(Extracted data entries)
################

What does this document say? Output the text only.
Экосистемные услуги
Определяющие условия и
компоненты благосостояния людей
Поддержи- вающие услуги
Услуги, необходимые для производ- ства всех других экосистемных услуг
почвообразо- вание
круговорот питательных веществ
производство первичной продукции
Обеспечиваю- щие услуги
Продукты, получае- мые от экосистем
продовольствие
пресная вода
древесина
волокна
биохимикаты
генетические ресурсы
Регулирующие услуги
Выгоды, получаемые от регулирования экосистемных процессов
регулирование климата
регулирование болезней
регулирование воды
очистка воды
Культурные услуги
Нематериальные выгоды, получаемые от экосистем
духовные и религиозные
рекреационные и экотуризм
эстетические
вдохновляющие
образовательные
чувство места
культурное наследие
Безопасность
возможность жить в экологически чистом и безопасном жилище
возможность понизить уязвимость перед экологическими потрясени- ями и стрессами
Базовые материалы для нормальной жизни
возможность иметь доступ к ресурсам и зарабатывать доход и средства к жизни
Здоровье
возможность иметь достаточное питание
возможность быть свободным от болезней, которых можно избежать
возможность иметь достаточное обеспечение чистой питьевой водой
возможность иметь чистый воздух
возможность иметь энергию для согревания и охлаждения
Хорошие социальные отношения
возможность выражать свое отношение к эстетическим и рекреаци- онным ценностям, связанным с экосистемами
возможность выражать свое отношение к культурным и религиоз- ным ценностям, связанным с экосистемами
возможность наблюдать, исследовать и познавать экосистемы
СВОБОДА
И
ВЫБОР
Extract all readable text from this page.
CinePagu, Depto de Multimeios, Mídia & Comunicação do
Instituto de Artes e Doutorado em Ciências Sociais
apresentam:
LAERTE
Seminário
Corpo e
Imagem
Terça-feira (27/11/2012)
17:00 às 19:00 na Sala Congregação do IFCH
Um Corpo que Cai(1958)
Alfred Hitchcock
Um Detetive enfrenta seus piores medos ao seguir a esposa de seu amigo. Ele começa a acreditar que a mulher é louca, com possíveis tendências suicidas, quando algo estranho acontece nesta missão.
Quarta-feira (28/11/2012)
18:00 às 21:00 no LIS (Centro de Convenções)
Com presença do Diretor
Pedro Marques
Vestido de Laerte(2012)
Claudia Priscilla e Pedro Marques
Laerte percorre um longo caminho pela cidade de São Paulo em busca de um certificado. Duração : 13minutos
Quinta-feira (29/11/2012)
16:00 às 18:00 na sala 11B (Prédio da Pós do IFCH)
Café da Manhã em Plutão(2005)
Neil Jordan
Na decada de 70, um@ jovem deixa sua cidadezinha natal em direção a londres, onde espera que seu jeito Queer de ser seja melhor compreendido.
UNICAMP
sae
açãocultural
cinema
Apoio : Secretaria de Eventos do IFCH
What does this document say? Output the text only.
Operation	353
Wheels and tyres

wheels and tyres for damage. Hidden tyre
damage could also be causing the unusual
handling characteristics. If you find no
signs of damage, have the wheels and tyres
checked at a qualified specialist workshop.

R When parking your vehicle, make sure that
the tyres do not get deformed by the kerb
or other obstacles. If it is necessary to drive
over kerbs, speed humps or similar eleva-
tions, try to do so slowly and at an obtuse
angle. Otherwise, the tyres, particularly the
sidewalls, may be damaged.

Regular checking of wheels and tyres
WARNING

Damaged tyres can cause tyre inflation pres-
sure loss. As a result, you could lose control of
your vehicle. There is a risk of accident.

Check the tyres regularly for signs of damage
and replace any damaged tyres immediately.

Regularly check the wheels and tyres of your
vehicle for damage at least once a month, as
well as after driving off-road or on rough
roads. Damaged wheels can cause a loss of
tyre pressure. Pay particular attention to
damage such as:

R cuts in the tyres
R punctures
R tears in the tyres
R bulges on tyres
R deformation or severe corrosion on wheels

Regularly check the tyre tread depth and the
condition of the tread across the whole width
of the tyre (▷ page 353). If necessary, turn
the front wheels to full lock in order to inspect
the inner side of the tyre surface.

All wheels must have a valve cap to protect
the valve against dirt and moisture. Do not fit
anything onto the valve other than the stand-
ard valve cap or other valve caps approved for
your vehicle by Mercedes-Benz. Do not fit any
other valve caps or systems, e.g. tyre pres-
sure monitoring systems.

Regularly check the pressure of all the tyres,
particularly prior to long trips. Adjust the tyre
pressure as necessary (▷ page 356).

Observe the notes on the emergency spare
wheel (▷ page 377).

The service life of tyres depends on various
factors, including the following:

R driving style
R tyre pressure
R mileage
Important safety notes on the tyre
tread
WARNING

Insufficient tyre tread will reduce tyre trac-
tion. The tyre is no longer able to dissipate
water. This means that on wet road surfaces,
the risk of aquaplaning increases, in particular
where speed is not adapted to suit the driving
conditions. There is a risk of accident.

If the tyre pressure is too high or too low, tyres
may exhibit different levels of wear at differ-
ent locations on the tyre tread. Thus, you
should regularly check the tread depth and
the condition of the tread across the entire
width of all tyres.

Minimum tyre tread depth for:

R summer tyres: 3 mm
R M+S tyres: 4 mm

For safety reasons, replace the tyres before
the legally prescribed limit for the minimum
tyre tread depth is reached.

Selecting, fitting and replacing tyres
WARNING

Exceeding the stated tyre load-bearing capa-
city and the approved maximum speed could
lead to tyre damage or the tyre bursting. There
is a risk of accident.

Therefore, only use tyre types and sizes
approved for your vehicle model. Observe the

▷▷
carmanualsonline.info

################

Your goal – Copy all the lines, exactly.

Complete answer –
What does this document say? Output the text only.
Экосистемные услуги
Определяющие условия и
компоненты благосостояния людей
Поддержи- вающие услуги
Услуги, необходимые для производ- ства всех других экосистемных услуг
почвообразо- вание
круговорот питательных веществ
производство первичной продукции
Обеспечиваю- щие услуги
Продукты, получае- мые от экосистем
продовольствие
пресная вода
древесина
волокна
биохимикаты
генетические ресурсы
Регулирующие услуги
Выгоды, получаемые от регулирования экосистемных процессов
регулирование климата
регулирование болезней
регулирование воды
очистка воды
Культурные услуги
Нематериальные выгоды, получаемые от экосистем
духовные и религиозные
рекреационные и экотуризм
эстетические
вдохновляющие
образовательные
чувство места
культурное наследие
Безопасность
возможность жить в экологически чистом и безопасном жилище
возможность понизить уязвимость перед экологическими потрясени- ями и стрессами
Базовые материалы для нормальной жизни
возможность иметь доступ к ресурсам и зарабатывать доход и средства к жизни
Здоровье
возможность иметь достаточное питание
возможность быть свободным от болезней, которых можно избежать
возможность иметь достаточное обеспечение чистой питьевой водой
возможность иметь чистый воздух
возможность иметь энергию для согревания и охлаждения
Хорошие социальные отношения
возможность выражать свое отношение к эстетическим и рекреаци- онным ценностям, связанным с экосистемами
возможность выражать свое отношение к культурным и религиоз- ным ценностям, связанным с экосистемами
возможность наблюдать, исследовать и познавать экосистемы
СВОБОДА
И
ВЫБОР
Extract all readable text from this page.
CinePagu, Depto de Multimeios, Mídia & Comunicação do
Instituto de Artes e Doutorado em Ciências Sociais
apresentam:
LAERTE
Seminário
Corpo e
Imagem
Terça-feira (27/11/2012)
17:00 às 19:00 na Sala Congregação do IFCH
Um Corpo que Cai(1958)
Alfred Hitchcock
Um Detetive enfrenta seus piores medos ao seguir a esposa de seu amigo. Ele começa a acreditar que a mulher é louca, com possíveis tendências suicidas, quando algo estranho acontece nesta missão.
Quarta-feira (28/11/2012)
18:00 às 21:00 no LIS (Centro de Convenções)
Com presença do Diretor
Pedro Marques
Vestido de Laerte(2012)
Claudia Priscilla e Pedro Marques
Laerte percorre um longo caminho pela cidade de São Paulo em busca de um certificado. Duração : 13minutos
Quinta-feira (29/11/2012)
16:00 às 18:00 na sala 11B (Prédio da Pós do IFCH)
Café da Manhã em Plutão(2005)
Neil Jordan
Na decada de 70, um@ jovem deixa sua cidadezinha natal em direção a londres, onde espera que seu jeito Queer de ser seja melhor compreendido.
UNICAMP
sae
açãocultural
cinema
Apoio : Secretaria de Eventos do IFCH
What does this document say? Output the text only.
Operation	353
Wheels and tyres

wheels and tyres for damage. Hidden tyre
damage could also be causing the unusual
handling characteristics. If you find no
signs of damage, have the wheels and tyres
checked at a qualified specialist workshop.

R When parking your vehicle, make sure that
the tyres do not get deformed by the kerb
or other obstacles. If it is necessary to drive
over kerbs, speed humps or similar eleva-
tions, try to do so slowly and at an obtuse
angle. Otherwise, the tyres, particularly the
sidewalls, may be damaged.

Regular checking of wheels and tyres
WARNING

Damaged tyres can cause tyre inflation pres-
sure loss. As a result, you could lose control of
your vehicle. There is a risk of accident.

Check the tyres regularly for signs of damage
and replace any damaged tyres immediately.

Regularly check the wheels and tyres of your
vehicle for damage at least once a month, as
well as after driving off-road or on rough
roads. Damaged wheels can cause a loss of
tyre pressure. Pay particular attention to
damage such as:

R cuts in the tyres
R punctures
R tears in the tyres
R bulges on tyres
R deformation or severe corrosion on wheels

Regularly check the tyre tread depth and the
condition of the tread across the whole width
of the tyre (▷ page 353). If necessary, turn
the front wheels to full lock in order to inspect
the inner side of the tyre surface.

All wheels must have a valve cap to protect
the valve against dirt and moisture. Do not fit
anything onto the valve other than the stand-
ard valve cap or other valve caps approved for
your vehicle by Mercedes-Benz. Do not fit any
other valve caps or systems, e.g. tyre pres-
sure monitoring systems.

Regularly check the pressure of all the tyres,
particularly prior to long trips. Adjust the tyre
pressure as necessary (▷ page 356).

Observe the notes on the emergency spare
wheel (▷ page 377).

The service life of tyres depends on various
factors, including the following:

R driving style
R tyre pressure
R mileage
Important safety notes on the tyre
tread
WARNING

Insufficient tyre tread will reduce tyre trac-
tion. The tyre is no longer able to dissipate
water. This means that on wet road surfaces,
the risk of aquaplaning increases, in particular
where speed is not adapted to suit the driving
conditions. There is a risk of accident.

If the tyre pressure is too high or too low, tyres
may exhibit different levels of wear at differ-
ent locations on the tyre tread. Thus, you
should regularly check the tread depth and
the condition of the tread across the entire
width of all tyres.

Minimum tyre tread depth for:

R summer tyres: 3 mm
R M+S tyres: 4 mm

For safety reasons, replace the tyres before
the legally prescribed limit for the minimum
tyre tread depth is reached.

Selecting, fitting and replacing tyres
WARNING

Exceeding the stated tyre load-bearing capa-
city and the approved maximum speed could
lead to tyre damage or the tyre bursting. There
is a risk of accident.

Therefore, only use tyre types and sizes
approved for your vehicle model. Observe the

▷▷
carmanualsonline.info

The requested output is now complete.